• **WHAT IS NEEDED**
Extract every line of the material that holds the string "行政法规".

• **DATA SHOWN**
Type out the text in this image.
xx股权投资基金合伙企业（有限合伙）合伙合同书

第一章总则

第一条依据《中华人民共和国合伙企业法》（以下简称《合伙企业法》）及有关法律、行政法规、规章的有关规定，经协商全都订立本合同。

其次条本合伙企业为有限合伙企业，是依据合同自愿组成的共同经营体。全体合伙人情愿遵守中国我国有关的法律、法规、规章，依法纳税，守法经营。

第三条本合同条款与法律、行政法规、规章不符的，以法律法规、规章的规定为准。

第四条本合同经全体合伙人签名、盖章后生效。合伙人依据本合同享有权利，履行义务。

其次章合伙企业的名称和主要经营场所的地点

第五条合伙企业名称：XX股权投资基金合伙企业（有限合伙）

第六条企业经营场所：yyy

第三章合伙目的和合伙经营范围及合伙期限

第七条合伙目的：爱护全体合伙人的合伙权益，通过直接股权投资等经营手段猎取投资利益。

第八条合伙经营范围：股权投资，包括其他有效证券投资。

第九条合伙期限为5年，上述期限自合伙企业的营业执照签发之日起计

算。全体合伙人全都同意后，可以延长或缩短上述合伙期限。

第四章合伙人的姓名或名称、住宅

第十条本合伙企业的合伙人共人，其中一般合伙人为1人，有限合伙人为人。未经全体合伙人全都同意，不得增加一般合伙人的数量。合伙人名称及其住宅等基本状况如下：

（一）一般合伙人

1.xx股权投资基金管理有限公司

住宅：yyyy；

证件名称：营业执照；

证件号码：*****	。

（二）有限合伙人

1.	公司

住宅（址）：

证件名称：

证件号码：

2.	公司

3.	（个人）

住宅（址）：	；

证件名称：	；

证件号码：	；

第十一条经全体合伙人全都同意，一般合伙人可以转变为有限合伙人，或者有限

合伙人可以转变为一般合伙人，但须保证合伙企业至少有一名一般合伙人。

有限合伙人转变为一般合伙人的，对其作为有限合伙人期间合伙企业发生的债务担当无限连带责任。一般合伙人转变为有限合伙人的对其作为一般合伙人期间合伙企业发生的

• **EXERCISE RESPONSE**
第一条依据《中华人民共和国合伙企业法》（以下简称《合伙企业法》）及有关法律、行政法规、规章的有关规定，经协商全都订立本合同。
第三条本合同条款与法律、行政法规、规章不符的，以法律法规、规章的规定为准。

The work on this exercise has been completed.